**** SELECTED EXTRACT ****

Closed djorgji closed 1 month ago
Omniparser is by current design a parser - it ingests data and transforms into json. It doesn't have any writer functionalities nor does it support transforming json into other format.
That said I'm very interested in your use case and want to see, if possible for your to share, a few examples to understand what capabilities it requires if such features were to be added.
Yep, I guess our need is more of a transformer. The use case has both EDI inbound, but also outbound EDI. Data inbound in EDI that is transformed to JSON so it can be loaded it to a NoSQL DB. After some processing we need to transform the changed data back to EDI, and integrate it out.
Omniparser is schema driven when transforming data into json, during which vast majority (in fact all) of our use cases extract small amount of data from original EDI and write into resulting json.
So you can see the process "filters" down info, versus your proposed output process, a ton of EDI segs have to be written out to make it a valid EDI doc.
While theoretically we can still make it schema driven for the output process, the schema would be really dense I suspect.
I don't have a good idea how to approach this request yet. Any suggestions welcome. The key principles to hold:
@djorgji any comments/ideas? I will close the ticket soon if no new addition coming.
Closed due to lack of activities and no agreed action items on the feature request.
One way might be to do a json structure that can be traversed to export a edi file.
For example Translate EDI to JSON, then json to EDI,
So it would end up looking like this json to EDI:
{ "ISA": { "Element1" : "", "element2": "" etc} So key is the segement identifier, and then subnest that segments other data etc. I can go a little further into this, but maybe looking at the guides provided by stedi.com/ and its json configs might help to build out such a functionality.
Edit: In essence you would still get a json, but one that can be used to generate an edi file, what I realized is that edi format is pretty much like a csv file formatting wise, and each segment has a mapping of columns in a way. For example:
LIN^009^VC^22222~ Format LIN - Columns 1,2,3 {
"LIN": {
"Column1": "",
"Column2": "",
"Column3": ""

**** LISTED RECORDS ****

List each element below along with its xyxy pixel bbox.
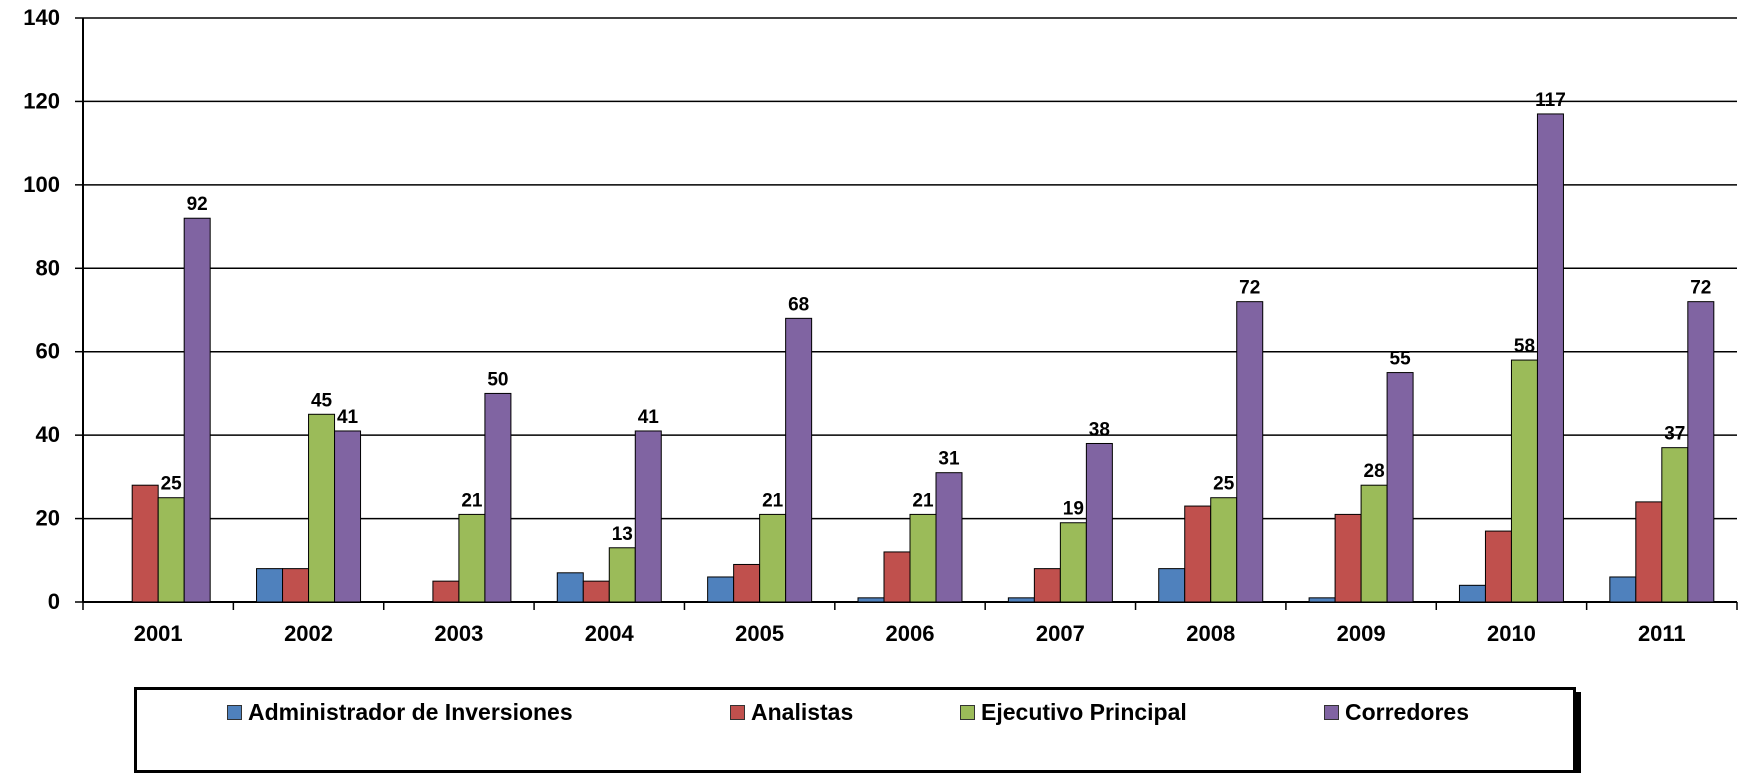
bar bbox=[158, 498, 184, 602]
data-label: 25 bbox=[161, 474, 183, 495]
bar bbox=[910, 514, 936, 602]
bar bbox=[184, 218, 210, 602]
y-tick-label: 120 bbox=[23, 88, 60, 113]
x-tick-label: 2006 bbox=[886, 621, 935, 646]
x-tick-label: 2010 bbox=[1487, 621, 1536, 646]
legend-swatch bbox=[227, 705, 242, 720]
bar bbox=[1185, 506, 1211, 602]
bar bbox=[786, 318, 812, 602]
bar bbox=[1060, 523, 1086, 602]
bar bbox=[1387, 373, 1413, 602]
bar bbox=[1335, 514, 1361, 602]
y-tick-label: 80 bbox=[36, 255, 60, 280]
legend-item-analistas: Analistas bbox=[730, 699, 853, 726]
legend-label: Ejecutivo Principal bbox=[981, 699, 1187, 726]
data-label: 45 bbox=[311, 390, 333, 411]
legend-swatch bbox=[1324, 705, 1339, 720]
bar bbox=[459, 514, 485, 602]
y-tick-label: 0 bbox=[48, 589, 60, 614]
data-label: 19 bbox=[1063, 499, 1084, 520]
bar-chart: 0204060801001201402001259220024541200321… bbox=[0, 0, 1740, 741]
data-label: 37 bbox=[1664, 424, 1685, 445]
bar bbox=[1159, 569, 1185, 602]
bar bbox=[936, 473, 962, 602]
bar bbox=[1034, 569, 1060, 602]
data-label: 25 bbox=[1213, 474, 1235, 495]
data-label: 58 bbox=[1514, 336, 1535, 357]
bar bbox=[1237, 302, 1263, 602]
x-tick-label: 2009 bbox=[1337, 621, 1386, 646]
bar bbox=[335, 431, 361, 602]
bar bbox=[485, 393, 511, 602]
data-label: 41 bbox=[638, 407, 660, 428]
legend-item-corredores: Corredores bbox=[1324, 699, 1469, 726]
bar bbox=[257, 569, 283, 602]
bar bbox=[1008, 598, 1034, 602]
data-label: 28 bbox=[1364, 461, 1385, 482]
bar bbox=[1485, 531, 1511, 602]
y-tick-label: 40 bbox=[36, 422, 60, 447]
x-tick-label: 2004 bbox=[585, 621, 635, 646]
legend-swatch bbox=[730, 705, 745, 720]
x-tick-label: 2011 bbox=[1638, 621, 1686, 646]
bar bbox=[1511, 360, 1537, 602]
legend-label: Analistas bbox=[751, 699, 853, 726]
data-label: 13 bbox=[612, 524, 633, 545]
y-tick-label: 20 bbox=[36, 506, 60, 531]
bar bbox=[609, 548, 635, 602]
legend-item-administrador-de-inversiones: Administrador de Inversiones bbox=[227, 699, 573, 726]
bar bbox=[884, 552, 910, 602]
data-label: 117 bbox=[1535, 90, 1566, 111]
legend-swatch bbox=[960, 705, 975, 720]
y-tick-label: 140 bbox=[23, 5, 60, 30]
data-label: 68 bbox=[788, 294, 809, 315]
bar bbox=[1610, 577, 1636, 602]
x-tick-label: 2003 bbox=[434, 621, 483, 646]
x-tick-label: 2008 bbox=[1186, 621, 1235, 646]
bar bbox=[1662, 448, 1688, 602]
data-label: 50 bbox=[487, 369, 508, 390]
x-tick-label: 2005 bbox=[735, 621, 784, 646]
data-label: 55 bbox=[1390, 349, 1412, 370]
x-tick-label: 2001 bbox=[134, 621, 183, 646]
data-label: 31 bbox=[938, 449, 960, 470]
bar bbox=[433, 581, 459, 602]
bar bbox=[1086, 443, 1112, 602]
legend-label: Administrador de Inversiones bbox=[248, 699, 573, 726]
bar bbox=[734, 564, 760, 602]
bar bbox=[760, 514, 786, 602]
bar bbox=[708, 577, 734, 602]
bar bbox=[1459, 585, 1485, 602]
data-label: 72 bbox=[1690, 278, 1711, 299]
bar bbox=[1309, 598, 1335, 602]
bar bbox=[1636, 502, 1662, 602]
x-tick-label: 2002 bbox=[284, 621, 333, 646]
bar bbox=[1211, 498, 1237, 602]
data-label: 38 bbox=[1089, 419, 1110, 440]
bar bbox=[583, 581, 609, 602]
bar bbox=[1537, 114, 1563, 602]
data-label: 72 bbox=[1239, 278, 1260, 299]
legend: Administrador de Inversiones Analistas E… bbox=[134, 687, 1576, 773]
data-label: 21 bbox=[912, 490, 934, 511]
bar bbox=[1361, 485, 1387, 602]
y-tick-label: 100 bbox=[23, 172, 60, 197]
x-tick-label: 2007 bbox=[1036, 621, 1085, 646]
data-label: 21 bbox=[461, 490, 483, 511]
bar bbox=[557, 573, 583, 602]
legend-label: Corredores bbox=[1345, 699, 1469, 726]
data-label: 92 bbox=[187, 194, 208, 215]
bar bbox=[858, 598, 884, 602]
bar bbox=[283, 569, 309, 602]
bar bbox=[132, 485, 158, 602]
bar bbox=[1688, 302, 1714, 602]
legend-item-ejecutivo-principal: Ejecutivo Principal bbox=[960, 699, 1187, 726]
y-tick-label: 60 bbox=[36, 339, 60, 364]
bar bbox=[635, 431, 661, 602]
bar bbox=[309, 414, 335, 602]
data-label: 21 bbox=[762, 490, 784, 511]
data-label: 41 bbox=[337, 407, 359, 428]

****

→ TO-DO LIST
[a] Update the Omniparser thread from "So you can see" up to and including "valid EDI doc.", replacing "segs" with "segments".
[b] Based on the Omniparser thread, state whether each statement is true, answering yes or no and quoting the deciding words: (i) Omniparser supports transforming JSON into other formats. (ii) The ticket was closed because of a lack of activity. (iii) Inbound EDI data is transformed to JSON so it can be loaded into a NoSQL DB.
The listing has no connection to the Omniparser thread.

→ PER-TASK ANSWERS
[a]
So you can see the process "filters" down info, versus your proposed output process, a ton of EDI segments have to be written out to make it a valid EDI doc.

[b]
(i) No: "nor does it support transforming json into other format."
(ii) Yes: "Closed due to lack of activities and no agreed action items on the feature request."
(iii) Yes: "Data inbound in EDI that is transformed to JSON so it can be loaded it to a NoSQL DB."